• _Work to be completed_
Repeat the material below exactly, line for line.

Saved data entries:
----------
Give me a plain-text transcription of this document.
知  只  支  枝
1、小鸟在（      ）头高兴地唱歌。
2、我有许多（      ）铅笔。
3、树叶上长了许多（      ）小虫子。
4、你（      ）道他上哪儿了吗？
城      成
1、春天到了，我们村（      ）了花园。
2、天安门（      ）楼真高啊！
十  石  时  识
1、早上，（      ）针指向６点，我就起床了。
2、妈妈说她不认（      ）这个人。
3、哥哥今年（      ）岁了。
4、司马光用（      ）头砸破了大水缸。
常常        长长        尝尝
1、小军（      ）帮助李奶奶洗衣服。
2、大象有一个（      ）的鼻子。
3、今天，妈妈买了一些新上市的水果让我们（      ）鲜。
----------
• _Result below_
Give me a plain-text transcription of this document.
知  只  支  枝
1、小鸟在（      ）头高兴地唱歌。
2、我有许多（      ）铅笔。
3、树叶上长了许多（      ）小虫子。
4、你（      ）道他上哪儿了吗？
城      成
1、春天到了，我们村（      ）了花园。
2、天安门（      ）楼真高啊！
十  石  时  识
1、早上，（      ）针指向６点，我就起床了。
2、妈妈说她不认（      ）这个人。
3、哥哥今年（      ）岁了。
4、司马光用（      ）头砸破了大水缸。
常常        长长        尝尝
1、小军（      ）帮助李奶奶洗衣服。
2、大象有一个（      ）的鼻子。
3、今天，妈妈买了一些新上市的水果让我们（      ）鲜。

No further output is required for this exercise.